— Begin —

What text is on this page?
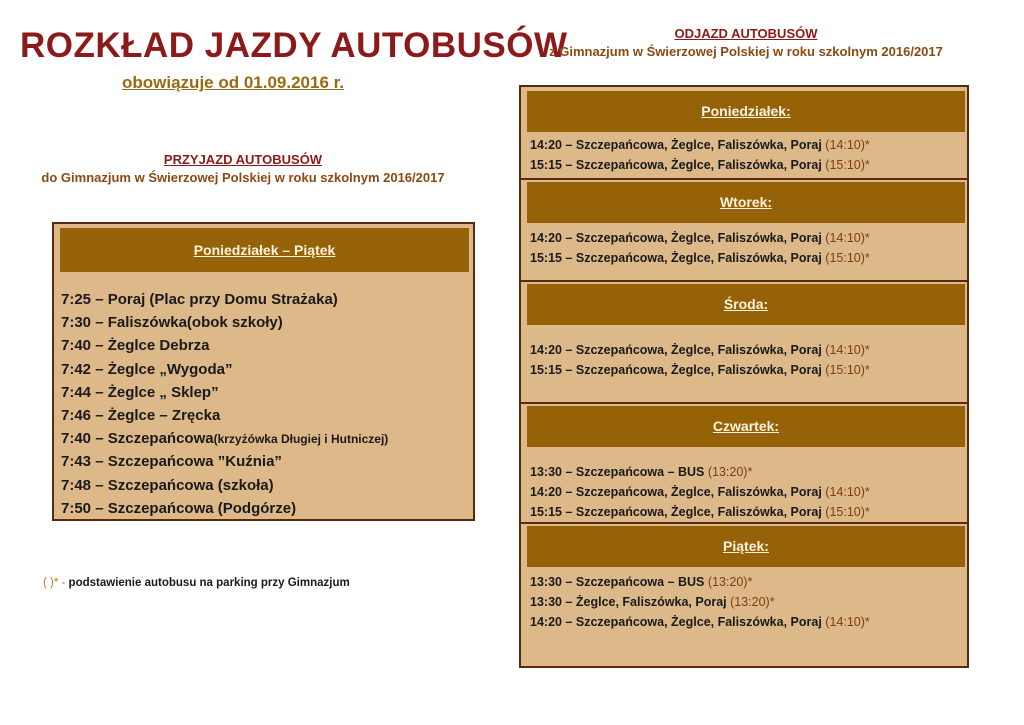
ROZKŁAD JAZDY AUTOBUSÓW
obowiązuje od 01.09.2016 r.
PRZYJAZD AUTOBUSÓW
do Gimnazjum w Świerzowej Polskiej w roku szkolnym 2016/2017
Poniedziałek – Piątek
7:25 – Poraj (Plac przy Domu Strażaka)
7:30 – Faliszówka(obok szkoły)
7:40 – Żeglce Debrza
7:42 – Żeglce „Wygoda”
7:44 – Żeglce „ Sklep”
7:46 – Żeglce – Zręcka
7:40 – Szczepańcowa(krzyżówka Długiej i Hutniczej)
7:43 – Szczepańcowa ”Kuźnia”
7:48 – Szczepańcowa (szkoła)
7:50 – Szczepańcowa (Podgórze)
ODJAZD AUTOBUSÓW
z Gimnazjum w Świerzowej Polskiej w roku szkolnym 2016/2017
Poniedziałek:
14:20 – Szczepańcowa, Żeglce, Faliszówka, Poraj (14:10)*
15:15 – Szczepańcowa, Żeglce, Faliszówka, Poraj (15:10)*
Wtorek:
14:20 – Szczepańcowa, Żeglce, Faliszówka, Poraj (14:10)*
15:15 – Szczepańcowa, Żeglce, Faliszówka, Poraj (15:10)*
Środa:
14:20 – Szczepańcowa, Żeglce, Faliszówka, Poraj (14:10)*
15:15 – Szczepańcowa, Żeglce, Faliszówka, Poraj (15:10)*
Czwartek:
13:30 – Szczepańcowa – BUS (13:20)*
14:20 – Szczepańcowa, Żeglce, Faliszówka, Poraj (14:10)*
15:15 – Szczepańcowa, Żeglce, Faliszówka, Poraj (15:10)*
Piątek:
13:30 – Szczepańcowa – BUS (13:20)*
13:30 – Żeglce, Faliszówka, Poraj (13:20)*
14:20 – Szczepańcowa, Żeglce, Faliszówka, Poraj (14:10)*
( )* - podstawienie autobusu na parking przy Gimnazjum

— End —

● **Task directions**: Write out the listing above exactly as it stands, pictures excluded.

● **Full response**:
What text is on this page?
ROZKŁAD JAZDY AUTOBUSÓW
obowiązuje od 01.09.2016 r.
PRZYJAZD AUTOBUSÓW
do Gimnazjum w Świerzowej Polskiej w roku szkolnym 2016/2017
Poniedziałek – Piątek
7:25 – Poraj (Plac przy Domu Strażaka)
7:30 – Faliszówka(obok szkoły)
7:40 – Żeglce Debrza
7:42 – Żeglce „Wygoda”
7:44 – Żeglce „ Sklep”
7:46 – Żeglce – Zręcka
7:40 – Szczepańcowa(krzyżówka Długiej i Hutniczej)
7:43 – Szczepańcowa ”Kuźnia”
7:48 – Szczepańcowa (szkoła)
7:50 – Szczepańcowa (Podgórze)
ODJAZD AUTOBUSÓW
z Gimnazjum w Świerzowej Polskiej w roku szkolnym 2016/2017
Poniedziałek:
14:20 – Szczepańcowa, Żeglce, Faliszówka, Poraj (14:10)*
15:15 – Szczepańcowa, Żeglce, Faliszówka, Poraj (15:10)*
Wtorek:
14:20 – Szczepańcowa, Żeglce, Faliszówka, Poraj (14:10)*
15:15 – Szczepańcowa, Żeglce, Faliszówka, Poraj (15:10)*
Środa:
14:20 – Szczepańcowa, Żeglce, Faliszówka, Poraj (14:10)*
15:15 – Szczepańcowa, Żeglce, Faliszówka, Poraj (15:10)*
Czwartek:
13:30 – Szczepańcowa – BUS (13:20)*
14:20 – Szczepańcowa, Żeglce, Faliszówka, Poraj (14:10)*
15:15 – Szczepańcowa, Żeglce, Faliszówka, Poraj (15:10)*
Piątek:
13:30 – Szczepańcowa – BUS (13:20)*
13:30 – Żeglce, Faliszówka, Poraj (13:20)*
14:20 – Szczepańcowa, Żeglce, Faliszówka, Poraj (14:10)*
( )* - podstawienie autobusu na parking przy Gimnazjum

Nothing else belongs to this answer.